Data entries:
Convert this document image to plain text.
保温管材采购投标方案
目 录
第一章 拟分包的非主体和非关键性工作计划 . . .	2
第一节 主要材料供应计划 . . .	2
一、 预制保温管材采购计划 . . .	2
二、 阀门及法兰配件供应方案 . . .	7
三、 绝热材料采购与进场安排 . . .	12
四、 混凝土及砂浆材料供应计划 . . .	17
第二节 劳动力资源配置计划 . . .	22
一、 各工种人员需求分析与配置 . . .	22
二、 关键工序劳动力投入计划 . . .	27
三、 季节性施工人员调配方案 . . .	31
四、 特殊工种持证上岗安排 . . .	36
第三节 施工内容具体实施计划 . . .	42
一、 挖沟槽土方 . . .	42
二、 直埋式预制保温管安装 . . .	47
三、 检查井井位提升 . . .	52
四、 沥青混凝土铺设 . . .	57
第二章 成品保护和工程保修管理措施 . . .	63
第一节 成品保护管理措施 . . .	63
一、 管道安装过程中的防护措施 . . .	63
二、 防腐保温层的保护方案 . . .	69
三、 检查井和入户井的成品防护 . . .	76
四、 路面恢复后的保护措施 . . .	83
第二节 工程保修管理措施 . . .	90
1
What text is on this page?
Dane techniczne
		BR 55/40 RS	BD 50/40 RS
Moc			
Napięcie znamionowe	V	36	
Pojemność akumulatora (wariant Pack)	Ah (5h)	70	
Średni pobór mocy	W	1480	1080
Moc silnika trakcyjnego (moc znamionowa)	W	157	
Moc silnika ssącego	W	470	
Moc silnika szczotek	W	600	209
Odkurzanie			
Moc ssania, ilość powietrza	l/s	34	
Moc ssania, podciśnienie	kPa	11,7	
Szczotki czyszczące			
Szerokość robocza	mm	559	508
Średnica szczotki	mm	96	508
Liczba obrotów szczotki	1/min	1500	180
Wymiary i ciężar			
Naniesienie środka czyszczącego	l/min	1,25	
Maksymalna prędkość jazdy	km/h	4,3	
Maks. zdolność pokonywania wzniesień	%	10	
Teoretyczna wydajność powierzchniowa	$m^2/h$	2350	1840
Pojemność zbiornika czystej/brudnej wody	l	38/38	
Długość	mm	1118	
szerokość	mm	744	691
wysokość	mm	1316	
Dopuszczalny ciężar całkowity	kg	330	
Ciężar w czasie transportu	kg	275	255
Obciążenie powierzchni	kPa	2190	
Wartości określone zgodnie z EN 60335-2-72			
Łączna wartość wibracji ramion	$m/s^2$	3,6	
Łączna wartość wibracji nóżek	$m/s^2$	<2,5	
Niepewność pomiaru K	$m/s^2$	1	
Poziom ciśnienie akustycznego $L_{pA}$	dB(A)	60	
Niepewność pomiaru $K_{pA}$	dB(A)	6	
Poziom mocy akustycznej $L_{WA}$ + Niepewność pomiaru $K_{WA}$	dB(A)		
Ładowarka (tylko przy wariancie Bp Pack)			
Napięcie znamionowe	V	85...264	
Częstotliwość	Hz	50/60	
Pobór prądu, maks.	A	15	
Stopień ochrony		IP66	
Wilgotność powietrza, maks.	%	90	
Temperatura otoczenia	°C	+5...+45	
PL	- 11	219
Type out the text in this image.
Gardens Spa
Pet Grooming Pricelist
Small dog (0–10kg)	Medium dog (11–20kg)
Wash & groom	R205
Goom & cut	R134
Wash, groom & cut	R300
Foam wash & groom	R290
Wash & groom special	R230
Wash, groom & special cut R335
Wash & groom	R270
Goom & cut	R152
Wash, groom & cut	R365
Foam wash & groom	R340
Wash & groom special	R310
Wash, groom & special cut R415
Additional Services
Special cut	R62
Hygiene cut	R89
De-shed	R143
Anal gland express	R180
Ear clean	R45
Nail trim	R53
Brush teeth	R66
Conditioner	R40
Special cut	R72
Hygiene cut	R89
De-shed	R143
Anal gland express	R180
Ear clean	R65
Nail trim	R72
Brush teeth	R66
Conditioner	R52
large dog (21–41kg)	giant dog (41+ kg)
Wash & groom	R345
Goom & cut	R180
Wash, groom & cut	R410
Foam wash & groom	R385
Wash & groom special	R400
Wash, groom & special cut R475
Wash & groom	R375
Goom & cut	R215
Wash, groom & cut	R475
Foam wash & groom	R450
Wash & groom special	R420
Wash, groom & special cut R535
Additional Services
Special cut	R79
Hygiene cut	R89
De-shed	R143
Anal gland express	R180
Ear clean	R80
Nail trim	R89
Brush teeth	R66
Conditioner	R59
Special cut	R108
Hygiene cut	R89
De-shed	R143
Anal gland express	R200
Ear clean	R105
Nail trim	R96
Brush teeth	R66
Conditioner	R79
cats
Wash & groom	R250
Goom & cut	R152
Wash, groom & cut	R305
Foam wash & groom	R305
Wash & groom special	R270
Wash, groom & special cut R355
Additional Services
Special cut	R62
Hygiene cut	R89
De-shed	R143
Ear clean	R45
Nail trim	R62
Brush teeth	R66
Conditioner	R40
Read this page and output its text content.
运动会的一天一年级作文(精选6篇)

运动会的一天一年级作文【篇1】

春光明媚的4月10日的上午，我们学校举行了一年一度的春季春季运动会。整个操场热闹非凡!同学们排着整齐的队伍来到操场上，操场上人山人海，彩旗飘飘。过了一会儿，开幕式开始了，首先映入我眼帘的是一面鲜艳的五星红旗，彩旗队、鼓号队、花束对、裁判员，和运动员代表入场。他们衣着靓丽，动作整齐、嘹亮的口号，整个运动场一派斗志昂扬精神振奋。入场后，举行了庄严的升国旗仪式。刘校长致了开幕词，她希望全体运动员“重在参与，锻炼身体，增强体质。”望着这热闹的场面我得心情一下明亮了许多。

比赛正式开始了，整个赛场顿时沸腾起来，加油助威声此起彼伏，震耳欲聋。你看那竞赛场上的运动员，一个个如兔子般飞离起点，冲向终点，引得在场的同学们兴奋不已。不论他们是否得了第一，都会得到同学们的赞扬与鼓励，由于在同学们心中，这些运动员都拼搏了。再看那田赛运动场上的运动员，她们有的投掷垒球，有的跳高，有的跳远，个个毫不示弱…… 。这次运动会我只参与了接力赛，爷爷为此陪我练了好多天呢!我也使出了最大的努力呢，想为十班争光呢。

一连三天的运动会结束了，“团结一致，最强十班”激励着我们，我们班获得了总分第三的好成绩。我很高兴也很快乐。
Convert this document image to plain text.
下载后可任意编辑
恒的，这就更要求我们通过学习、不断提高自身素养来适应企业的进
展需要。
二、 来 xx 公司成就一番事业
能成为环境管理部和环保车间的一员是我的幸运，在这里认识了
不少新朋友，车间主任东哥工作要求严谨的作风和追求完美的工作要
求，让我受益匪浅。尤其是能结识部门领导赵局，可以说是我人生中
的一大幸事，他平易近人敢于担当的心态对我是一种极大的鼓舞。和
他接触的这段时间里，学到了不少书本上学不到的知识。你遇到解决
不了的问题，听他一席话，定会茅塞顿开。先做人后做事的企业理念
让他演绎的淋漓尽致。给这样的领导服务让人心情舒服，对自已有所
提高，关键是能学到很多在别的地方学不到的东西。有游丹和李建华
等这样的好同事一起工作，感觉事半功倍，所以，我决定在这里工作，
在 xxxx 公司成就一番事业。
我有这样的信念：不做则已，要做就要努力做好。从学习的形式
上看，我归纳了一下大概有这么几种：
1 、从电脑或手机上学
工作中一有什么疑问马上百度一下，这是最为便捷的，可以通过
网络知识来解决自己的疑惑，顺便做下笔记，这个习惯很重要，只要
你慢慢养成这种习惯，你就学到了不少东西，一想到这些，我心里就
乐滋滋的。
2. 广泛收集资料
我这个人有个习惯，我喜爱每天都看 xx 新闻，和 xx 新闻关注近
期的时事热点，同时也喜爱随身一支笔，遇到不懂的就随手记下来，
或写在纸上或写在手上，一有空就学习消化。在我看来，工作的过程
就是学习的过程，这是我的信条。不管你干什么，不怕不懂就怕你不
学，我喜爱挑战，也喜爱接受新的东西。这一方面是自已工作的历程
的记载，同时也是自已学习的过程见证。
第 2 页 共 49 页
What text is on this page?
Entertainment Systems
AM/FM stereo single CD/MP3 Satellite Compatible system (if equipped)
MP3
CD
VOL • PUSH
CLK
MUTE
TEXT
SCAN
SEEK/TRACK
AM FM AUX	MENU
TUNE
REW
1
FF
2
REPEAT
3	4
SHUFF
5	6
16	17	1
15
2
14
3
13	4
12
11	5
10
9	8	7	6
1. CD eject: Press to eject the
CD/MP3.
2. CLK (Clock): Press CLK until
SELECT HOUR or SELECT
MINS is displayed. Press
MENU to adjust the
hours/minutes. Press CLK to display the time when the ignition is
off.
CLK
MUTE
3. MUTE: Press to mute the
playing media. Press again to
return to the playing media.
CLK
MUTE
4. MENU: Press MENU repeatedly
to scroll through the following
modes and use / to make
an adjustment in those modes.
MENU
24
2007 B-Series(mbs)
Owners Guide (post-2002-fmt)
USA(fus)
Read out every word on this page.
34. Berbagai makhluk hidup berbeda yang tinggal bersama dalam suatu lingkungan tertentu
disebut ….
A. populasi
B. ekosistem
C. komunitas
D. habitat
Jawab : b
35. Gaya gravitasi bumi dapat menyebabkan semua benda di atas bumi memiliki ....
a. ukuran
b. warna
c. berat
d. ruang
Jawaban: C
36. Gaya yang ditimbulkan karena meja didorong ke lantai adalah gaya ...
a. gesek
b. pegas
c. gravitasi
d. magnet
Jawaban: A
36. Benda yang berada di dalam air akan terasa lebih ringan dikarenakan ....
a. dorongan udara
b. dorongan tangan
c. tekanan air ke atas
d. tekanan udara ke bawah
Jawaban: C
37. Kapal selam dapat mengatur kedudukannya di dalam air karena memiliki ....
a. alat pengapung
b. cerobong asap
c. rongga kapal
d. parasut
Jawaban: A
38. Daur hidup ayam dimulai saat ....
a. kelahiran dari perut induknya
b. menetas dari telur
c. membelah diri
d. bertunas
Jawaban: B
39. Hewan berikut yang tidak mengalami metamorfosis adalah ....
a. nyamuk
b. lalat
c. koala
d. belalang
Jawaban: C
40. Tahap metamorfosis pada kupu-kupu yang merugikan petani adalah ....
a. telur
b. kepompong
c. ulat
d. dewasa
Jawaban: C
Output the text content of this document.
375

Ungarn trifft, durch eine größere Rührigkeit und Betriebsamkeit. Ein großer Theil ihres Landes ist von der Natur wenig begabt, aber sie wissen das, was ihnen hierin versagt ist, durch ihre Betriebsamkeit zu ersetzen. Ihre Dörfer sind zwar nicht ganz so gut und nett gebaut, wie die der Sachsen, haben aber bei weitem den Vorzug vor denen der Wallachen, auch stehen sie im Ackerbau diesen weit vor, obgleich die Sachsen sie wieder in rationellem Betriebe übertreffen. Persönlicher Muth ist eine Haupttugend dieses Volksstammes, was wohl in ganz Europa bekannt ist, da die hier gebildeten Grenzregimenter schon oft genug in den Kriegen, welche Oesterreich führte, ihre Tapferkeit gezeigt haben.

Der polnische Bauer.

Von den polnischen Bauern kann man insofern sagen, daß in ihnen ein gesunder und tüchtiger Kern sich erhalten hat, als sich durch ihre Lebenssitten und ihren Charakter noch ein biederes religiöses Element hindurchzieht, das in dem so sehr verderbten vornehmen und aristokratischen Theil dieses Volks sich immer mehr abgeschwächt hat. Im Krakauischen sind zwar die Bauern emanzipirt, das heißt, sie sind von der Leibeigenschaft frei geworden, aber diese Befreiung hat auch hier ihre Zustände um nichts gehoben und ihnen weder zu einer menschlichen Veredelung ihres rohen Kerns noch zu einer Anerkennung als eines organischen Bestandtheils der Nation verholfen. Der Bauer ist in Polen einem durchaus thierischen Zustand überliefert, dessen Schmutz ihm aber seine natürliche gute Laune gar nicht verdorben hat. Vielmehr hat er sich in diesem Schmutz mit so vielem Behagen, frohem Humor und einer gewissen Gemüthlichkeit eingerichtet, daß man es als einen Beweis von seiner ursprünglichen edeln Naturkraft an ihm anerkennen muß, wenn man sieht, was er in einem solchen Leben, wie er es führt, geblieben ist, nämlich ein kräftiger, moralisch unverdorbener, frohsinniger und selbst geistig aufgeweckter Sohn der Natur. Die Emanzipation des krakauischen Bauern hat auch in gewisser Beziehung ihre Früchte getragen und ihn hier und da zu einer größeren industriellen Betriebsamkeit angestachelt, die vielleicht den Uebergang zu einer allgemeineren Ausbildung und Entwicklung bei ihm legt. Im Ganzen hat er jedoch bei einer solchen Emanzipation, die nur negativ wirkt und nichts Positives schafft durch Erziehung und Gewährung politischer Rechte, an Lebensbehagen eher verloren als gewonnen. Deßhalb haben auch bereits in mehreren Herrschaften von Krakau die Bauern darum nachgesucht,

- [AIM] Filter the records above for lines containing the word "wartość", and copy those lines.

- [SOLUTION FOR THIS PROBLEM]
Łączna wartość wibracji ramion	$m/s^2$	3,6	
Łączna wartość wibracji nóżek	$m/s^2$	<2,5	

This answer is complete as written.